Objective
Copy every line in which the string "εἰρήνην" occurs.

● ● ● ●

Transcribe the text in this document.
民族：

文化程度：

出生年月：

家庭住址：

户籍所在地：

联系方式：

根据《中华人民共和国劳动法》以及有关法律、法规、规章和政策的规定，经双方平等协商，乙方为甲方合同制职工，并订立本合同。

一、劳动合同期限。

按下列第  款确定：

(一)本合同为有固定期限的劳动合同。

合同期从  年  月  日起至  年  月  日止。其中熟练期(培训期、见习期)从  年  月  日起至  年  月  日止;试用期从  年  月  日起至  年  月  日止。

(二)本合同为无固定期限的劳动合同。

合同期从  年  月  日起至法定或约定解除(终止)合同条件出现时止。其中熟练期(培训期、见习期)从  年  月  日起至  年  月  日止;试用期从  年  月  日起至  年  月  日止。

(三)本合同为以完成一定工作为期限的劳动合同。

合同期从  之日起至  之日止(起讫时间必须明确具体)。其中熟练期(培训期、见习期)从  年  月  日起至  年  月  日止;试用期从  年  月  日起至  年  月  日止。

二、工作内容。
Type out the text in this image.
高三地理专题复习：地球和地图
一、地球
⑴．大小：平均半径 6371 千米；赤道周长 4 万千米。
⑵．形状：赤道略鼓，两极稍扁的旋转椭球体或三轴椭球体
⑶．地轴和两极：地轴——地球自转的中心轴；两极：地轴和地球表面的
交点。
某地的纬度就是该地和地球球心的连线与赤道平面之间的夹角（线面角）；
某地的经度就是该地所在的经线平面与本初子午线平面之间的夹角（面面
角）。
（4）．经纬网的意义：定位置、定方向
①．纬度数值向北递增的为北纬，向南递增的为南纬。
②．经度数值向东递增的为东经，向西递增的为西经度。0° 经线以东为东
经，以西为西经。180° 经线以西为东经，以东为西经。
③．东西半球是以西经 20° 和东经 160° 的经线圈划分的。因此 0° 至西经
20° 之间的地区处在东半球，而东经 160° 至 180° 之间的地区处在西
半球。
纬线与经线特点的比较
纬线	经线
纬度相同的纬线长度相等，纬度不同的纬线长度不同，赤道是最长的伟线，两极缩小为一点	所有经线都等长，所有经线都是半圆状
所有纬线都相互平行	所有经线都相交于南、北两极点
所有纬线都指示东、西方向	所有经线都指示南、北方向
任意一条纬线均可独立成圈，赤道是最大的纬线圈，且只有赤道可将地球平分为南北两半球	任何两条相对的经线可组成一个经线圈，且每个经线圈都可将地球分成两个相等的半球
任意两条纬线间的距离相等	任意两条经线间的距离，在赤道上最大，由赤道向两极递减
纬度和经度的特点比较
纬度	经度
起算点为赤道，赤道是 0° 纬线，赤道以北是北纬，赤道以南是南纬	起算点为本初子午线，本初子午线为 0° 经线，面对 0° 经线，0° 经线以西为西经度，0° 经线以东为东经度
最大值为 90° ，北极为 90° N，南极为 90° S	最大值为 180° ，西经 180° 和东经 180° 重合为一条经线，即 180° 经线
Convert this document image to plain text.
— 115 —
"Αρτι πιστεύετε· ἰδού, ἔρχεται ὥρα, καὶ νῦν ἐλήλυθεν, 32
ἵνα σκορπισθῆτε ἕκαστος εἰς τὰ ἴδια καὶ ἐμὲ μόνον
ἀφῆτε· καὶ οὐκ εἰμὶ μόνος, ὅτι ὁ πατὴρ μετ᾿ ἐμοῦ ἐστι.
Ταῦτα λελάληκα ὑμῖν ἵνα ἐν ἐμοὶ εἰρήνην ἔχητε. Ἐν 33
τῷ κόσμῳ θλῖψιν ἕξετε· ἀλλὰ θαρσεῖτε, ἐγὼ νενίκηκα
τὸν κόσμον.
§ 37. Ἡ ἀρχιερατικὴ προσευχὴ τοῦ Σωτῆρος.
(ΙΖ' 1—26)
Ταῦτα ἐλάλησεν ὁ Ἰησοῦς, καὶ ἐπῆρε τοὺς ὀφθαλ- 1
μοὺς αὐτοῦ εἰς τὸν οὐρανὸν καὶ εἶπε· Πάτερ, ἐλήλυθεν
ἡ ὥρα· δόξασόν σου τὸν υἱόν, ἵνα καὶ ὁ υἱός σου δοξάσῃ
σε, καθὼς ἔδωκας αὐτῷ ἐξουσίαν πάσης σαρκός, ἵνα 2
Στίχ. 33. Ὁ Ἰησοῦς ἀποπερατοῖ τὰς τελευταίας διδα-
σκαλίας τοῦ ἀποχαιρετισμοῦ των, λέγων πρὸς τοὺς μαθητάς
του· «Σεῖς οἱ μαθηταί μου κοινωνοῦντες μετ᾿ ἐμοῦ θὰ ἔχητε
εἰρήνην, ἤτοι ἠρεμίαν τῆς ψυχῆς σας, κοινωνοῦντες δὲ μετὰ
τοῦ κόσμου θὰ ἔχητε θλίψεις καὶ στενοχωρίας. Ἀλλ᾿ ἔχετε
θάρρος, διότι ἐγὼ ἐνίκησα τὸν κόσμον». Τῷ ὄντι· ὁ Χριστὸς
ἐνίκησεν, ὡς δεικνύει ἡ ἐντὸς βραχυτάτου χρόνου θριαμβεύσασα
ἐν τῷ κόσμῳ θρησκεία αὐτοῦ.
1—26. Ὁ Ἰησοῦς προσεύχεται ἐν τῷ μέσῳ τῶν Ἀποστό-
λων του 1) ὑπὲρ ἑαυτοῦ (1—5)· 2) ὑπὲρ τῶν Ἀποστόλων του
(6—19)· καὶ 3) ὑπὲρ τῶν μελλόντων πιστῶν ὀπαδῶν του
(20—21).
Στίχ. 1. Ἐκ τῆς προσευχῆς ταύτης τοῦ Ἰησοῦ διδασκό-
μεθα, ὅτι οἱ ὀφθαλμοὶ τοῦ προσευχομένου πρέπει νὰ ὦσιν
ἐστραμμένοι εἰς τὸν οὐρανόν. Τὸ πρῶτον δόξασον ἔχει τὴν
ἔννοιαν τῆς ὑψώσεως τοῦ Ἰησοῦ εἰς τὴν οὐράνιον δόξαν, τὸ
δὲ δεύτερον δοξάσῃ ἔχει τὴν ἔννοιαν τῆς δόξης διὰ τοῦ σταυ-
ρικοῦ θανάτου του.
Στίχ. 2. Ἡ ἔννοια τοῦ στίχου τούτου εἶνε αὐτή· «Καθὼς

● ● ● ●

In response
Ταῦτα λελάληκα ὑμῖν ἵνα ἐν ἐμοὶ εἰρήνην ἔχητε. Ἐν 33
εἰρήνην, ἤτοι ἠρεμίαν τῆς ψυχῆς σας, κοινωνοῦντες δὲ μετὰ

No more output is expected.